» Activité A:
Dans le texte sur la reproduction artificielle de l'humain, relevez les actions successives attribuées au client du produit enfant, dans l'ordre où elles apparaissent.
» Activité B:
Recopiez le passage du texte sur la reproduction artificielle de l'humain qui va de « C’est cette économie » à « de leurs enfants. ».

La reproduction artificielle de l'humain à l'ére technologique

Publié le par dan29000

Nous poursuivons avec cette livraison ( http://www.piecesetmaindoeuvre.com/spip.php?page=resume&id_article=496 )

notre série sur La Reproduction artificielle de l’humain à l’ère technologique.

 

Le  premier épisode, La Stérilité pour tous et toutes !, montrait comment - conformément au principe de la destruction créatrice (Schumpeter) - le capitalisme et l’industrie chimique détruisaient les facultés humaines de reproduction, gratuites et naturelles, avant d’y substituer des solutions marchandes et technologiques : c’est la  politique de la terre brûlée. Rien de surprenant puisque la survie du capitalisme est liée à sa capacité à faire argent de tout ; et que cette capacité de marchandisation totale coïncide avec une volonté de toute-puissance, de maîtrise totale du monde matériel comme des sociétés qui s’y cultivent. D’où l’essor d’une économie et d’une industrie du produit enfant (PMA/GPA), aux règles on ne peut plus ordinaires. Vous choisissez sur catalogue, vous commandez, vous payez, vous êtes livré. Parce que tel est votre bon plaisir et que vous le valez bien. Ni plus ni moins que pour un veau acheté en batterie, ou des crèmes de beauté sur Internet.

C’est cette économie - ces usines à bébés - que nous fait ici visiter Alexis Escudero. Combien ça coûte ? Combien ça rapporte ? A qui ? Comment ça se passe ? Où ça se passe ? Etc. On verra parmi d’autres merveilles que loin de se limiter aux individus stériles, le marché compte de plus en plus de clients fertiles, mais désireux de designer au mieux leur progéniture. C’est que la Reproduction artificielle de l’humain (RAH), restaure à un point inédit dans l’histoire, le droit des parents (et de leurs fournisseurs), à disposer de leurs enfants.

On verra que les plus agressifs promoteurs de cette artificialisation et marchandisation de l’enfant viennent de cette gauche sociétale-libérale, sinon libertarienne, qui n’a plus d’autre projet de société qu’un cannibalisme high tech et - bien sûr - éthique, équitable, innovant, égalitaire, etc.

Le magazine Books de mai 2014 qui consacre un dossier au sujet,   demande en couverture : " L’argent peut-il tout acheter ?" Et vous, qu’en pensez-vous ?

Quant à l’auteur, Alexis Escudero, il ne s’agit pas d’un logiciel ni d’une machine à traitement de texte. Nous ne garantissons pas qu’il écrive à la main, mais il pense par lui-même.

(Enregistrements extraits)

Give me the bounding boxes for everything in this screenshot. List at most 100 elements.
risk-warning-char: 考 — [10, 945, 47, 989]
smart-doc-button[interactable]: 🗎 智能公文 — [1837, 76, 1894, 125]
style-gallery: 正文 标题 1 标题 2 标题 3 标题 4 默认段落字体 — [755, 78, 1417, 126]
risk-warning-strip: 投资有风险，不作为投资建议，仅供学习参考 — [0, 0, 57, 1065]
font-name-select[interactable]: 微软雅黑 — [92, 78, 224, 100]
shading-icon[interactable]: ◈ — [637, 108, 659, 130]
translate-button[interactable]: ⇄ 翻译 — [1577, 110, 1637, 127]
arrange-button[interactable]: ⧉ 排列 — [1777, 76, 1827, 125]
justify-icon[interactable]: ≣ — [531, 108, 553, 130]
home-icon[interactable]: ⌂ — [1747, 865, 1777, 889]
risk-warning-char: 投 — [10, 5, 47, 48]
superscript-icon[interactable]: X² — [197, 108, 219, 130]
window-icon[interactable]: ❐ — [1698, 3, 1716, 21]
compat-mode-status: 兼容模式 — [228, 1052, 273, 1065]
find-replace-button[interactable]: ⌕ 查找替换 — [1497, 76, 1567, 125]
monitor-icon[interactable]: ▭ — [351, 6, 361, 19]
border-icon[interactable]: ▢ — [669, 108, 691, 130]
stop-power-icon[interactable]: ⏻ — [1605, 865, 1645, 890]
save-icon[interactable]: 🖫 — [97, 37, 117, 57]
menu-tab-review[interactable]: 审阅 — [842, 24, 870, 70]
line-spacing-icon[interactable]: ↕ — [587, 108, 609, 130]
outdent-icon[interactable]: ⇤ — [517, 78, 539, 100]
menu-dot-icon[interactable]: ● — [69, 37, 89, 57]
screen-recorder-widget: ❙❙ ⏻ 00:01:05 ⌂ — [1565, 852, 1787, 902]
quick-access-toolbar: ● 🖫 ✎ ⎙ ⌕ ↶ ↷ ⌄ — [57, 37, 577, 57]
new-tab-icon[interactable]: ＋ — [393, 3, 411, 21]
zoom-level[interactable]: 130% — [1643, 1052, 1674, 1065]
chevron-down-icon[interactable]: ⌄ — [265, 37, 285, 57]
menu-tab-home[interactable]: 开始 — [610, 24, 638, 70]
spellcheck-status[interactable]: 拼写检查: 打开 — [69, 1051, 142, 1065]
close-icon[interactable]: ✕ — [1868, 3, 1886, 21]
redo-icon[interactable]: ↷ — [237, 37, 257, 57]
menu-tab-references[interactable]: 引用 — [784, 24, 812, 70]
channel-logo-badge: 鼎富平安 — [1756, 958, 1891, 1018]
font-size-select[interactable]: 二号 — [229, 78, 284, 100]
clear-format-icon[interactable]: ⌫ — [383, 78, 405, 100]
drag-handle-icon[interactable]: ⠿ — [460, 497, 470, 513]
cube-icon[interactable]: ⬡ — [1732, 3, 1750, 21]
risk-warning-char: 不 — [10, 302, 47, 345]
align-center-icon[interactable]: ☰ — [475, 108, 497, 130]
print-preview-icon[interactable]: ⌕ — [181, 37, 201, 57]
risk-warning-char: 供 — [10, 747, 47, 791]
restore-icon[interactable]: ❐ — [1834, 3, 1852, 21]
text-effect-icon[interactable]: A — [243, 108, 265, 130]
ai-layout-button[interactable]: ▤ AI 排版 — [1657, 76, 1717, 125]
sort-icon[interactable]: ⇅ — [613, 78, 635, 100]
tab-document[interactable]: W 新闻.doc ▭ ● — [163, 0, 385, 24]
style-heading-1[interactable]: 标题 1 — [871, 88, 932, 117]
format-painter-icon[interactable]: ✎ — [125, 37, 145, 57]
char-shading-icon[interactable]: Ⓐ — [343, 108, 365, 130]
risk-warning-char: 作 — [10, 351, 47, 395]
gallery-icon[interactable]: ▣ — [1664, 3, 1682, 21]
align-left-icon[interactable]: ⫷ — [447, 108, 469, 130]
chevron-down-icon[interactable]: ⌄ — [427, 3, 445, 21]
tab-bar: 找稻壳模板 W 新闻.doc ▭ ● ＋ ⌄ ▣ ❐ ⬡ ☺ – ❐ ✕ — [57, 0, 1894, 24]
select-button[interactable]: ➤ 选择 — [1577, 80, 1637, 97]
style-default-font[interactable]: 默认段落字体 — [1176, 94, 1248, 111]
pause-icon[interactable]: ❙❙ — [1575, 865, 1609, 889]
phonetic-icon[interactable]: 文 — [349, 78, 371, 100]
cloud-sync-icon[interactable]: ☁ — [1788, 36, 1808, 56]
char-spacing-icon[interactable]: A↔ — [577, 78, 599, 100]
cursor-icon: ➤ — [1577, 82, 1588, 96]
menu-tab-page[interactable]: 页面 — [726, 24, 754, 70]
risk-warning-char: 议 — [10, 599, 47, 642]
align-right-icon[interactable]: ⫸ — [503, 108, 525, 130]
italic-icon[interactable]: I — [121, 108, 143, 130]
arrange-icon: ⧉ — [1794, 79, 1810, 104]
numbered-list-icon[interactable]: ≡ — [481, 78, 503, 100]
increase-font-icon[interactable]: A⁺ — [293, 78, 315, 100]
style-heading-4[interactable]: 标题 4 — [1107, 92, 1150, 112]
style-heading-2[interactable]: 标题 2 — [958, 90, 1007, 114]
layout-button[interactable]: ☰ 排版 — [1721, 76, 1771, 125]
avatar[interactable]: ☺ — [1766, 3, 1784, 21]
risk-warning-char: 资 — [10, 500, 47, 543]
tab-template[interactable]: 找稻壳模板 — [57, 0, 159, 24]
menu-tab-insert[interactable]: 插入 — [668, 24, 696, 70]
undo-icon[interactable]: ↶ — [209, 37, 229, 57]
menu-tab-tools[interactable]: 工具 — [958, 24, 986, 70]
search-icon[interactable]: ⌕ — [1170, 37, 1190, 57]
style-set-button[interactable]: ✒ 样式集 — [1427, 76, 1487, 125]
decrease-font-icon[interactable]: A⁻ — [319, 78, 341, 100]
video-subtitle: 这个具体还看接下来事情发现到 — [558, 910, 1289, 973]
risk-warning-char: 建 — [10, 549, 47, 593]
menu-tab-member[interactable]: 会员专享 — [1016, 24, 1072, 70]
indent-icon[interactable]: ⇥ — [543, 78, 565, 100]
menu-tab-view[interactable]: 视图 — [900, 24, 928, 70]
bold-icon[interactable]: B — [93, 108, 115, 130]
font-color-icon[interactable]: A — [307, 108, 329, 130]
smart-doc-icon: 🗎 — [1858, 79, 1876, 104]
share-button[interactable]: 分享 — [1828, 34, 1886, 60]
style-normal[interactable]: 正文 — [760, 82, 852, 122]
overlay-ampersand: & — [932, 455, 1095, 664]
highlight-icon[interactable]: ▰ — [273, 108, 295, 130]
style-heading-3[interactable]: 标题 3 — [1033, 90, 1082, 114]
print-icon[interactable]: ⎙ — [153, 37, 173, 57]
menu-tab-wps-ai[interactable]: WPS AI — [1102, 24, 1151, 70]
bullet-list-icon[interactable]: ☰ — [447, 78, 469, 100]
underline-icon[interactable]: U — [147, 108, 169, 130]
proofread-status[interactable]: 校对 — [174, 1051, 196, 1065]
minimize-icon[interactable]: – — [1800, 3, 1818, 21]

» Réponse écrite A:
Vous choisissez sur catalogue ; vous commandez ; vous payez ; vous êtes livré.

» Réponse écrite B:
C’est cette économie - ces usines à bébés - que nous fait ici visiter Alexis Escudero. Combien ça coûte ? Combien ça rapporte ? A qui ? Comment ça se passe ? Où ça se passe ? Etc. On verra parmi d’autres merveilles que loin de se limiter aux individus stériles, le marché compte de plus en plus de clients fertiles, mais désireux de designer au mieux leur progéniture. C’est que la Reproduction artificielle de l’humain (RAH), restaure à un point inédit dans l’histoire, le droit des parents (et de leurs fournisseurs), à disposer de leurs enfants.